REQUEST: All the records that follow need to be reproduced exactly. Omit the images.

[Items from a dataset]
.....

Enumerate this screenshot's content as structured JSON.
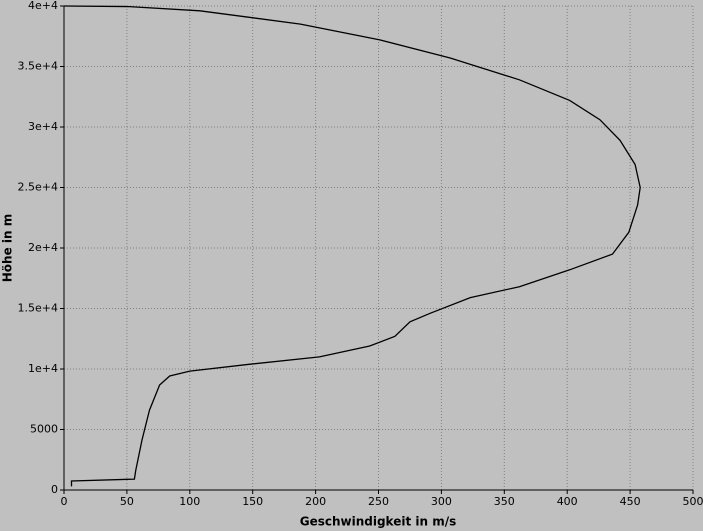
{
  "chart_data": {
    "type": "line",
    "xlabel": "Geschwindigkeit in m/s",
    "ylabel": "Höhe in m",
    "color": "#000000",
    "grid": true,
    "xlim": [
      0,
      500
    ],
    "ylim": [
      0,
      40000
    ],
    "xticks": [
      0,
      50,
      100,
      150,
      200,
      250,
      300,
      350,
      400,
      450,
      500
    ],
    "yticks": [
      0,
      5000,
      {
        "value": 10000,
        "label": "1e+4"
      },
      {
        "value": 15000,
        "label": "1.5e+4"
      },
      {
        "value": 20000,
        "label": "2e+4"
      },
      {
        "value": 25000,
        "label": "2.5e+4"
      },
      {
        "value": 30000,
        "label": "3e+4"
      },
      {
        "value": 35000,
        "label": "3.5e+4"
      },
      {
        "value": 40000,
        "label": "4e+4"
      }
    ],
    "x": [
      6,
      6,
      56,
      57,
      62,
      68,
      76,
      84,
      100,
      148,
      203,
      243,
      263,
      275,
      291,
      323,
      362,
      402,
      436,
      449,
      456,
      458,
      454,
      442,
      426,
      402,
      362,
      307,
      251,
      188,
      108,
      52,
      0
    ],
    "values": [
      300,
      740,
      900,
      1600,
      4130,
      6600,
      8680,
      9420,
      9830,
      10400,
      11000,
      11900,
      12700,
      13900,
      14600,
      15900,
      16800,
      18200,
      19500,
      21300,
      23550,
      25000,
      26900,
      28900,
      30600,
      32200,
      33900,
      35700,
      37200,
      38500,
      39600,
      39950,
      40000
    ]
  }
}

.....

CORRECT ANSWER:
Enumerate this screenshot's content as structured JSON.
{
  "chart_data": {
    "type": "line",
    "xlabel": "Geschwindigkeit in m/s",
    "ylabel": "Höhe in m",
    "color": "#000000",
    "grid": true,
    "xlim": [
      0,
      500
    ],
    "ylim": [
      0,
      40000
    ],
    "xticks": [
      0,
      50,
      100,
      150,
      200,
      250,
      300,
      350,
      400,
      450,
      500
    ],
    "yticks": [
      0,
      5000,
      {
        "value": 10000,
        "label": "1e+4"
      },
      {
        "value": 15000,
        "label": "1.5e+4"
      },
      {
        "value": 20000,
        "label": "2e+4"
      },
      {
        "value": 25000,
        "label": "2.5e+4"
      },
      {
        "value": 30000,
        "label": "3e+4"
      },
      {
        "value": 35000,
        "label": "3.5e+4"
      },
      {
        "value": 40000,
        "label": "4e+4"
      }
    ],
    "x": [
      6,
      6,
      56,
      57,
      62,
      68,
      76,
      84,
      100,
      148,
      203,
      243,
      263,
      275,
      291,
      323,
      362,
      402,
      436,
      449,
      456,
      458,
      454,
      442,
      426,
      402,
      362,
      307,
      251,
      188,
      108,
      52,
      0
    ],
    "values": [
      300,
      740,
      900,
      1600,
      4130,
      6600,
      8680,
      9420,
      9830,
      10400,
      11000,
      11900,
      12700,
      13900,
      14600,
      15900,
      16800,
      18200,
      19500,
      21300,
      23550,
      25000,
      26900,
      28900,
      30600,
      32200,
      33900,
      35700,
      37200,
      38500,
      39600,
      39950,
      40000
    ]
  }
}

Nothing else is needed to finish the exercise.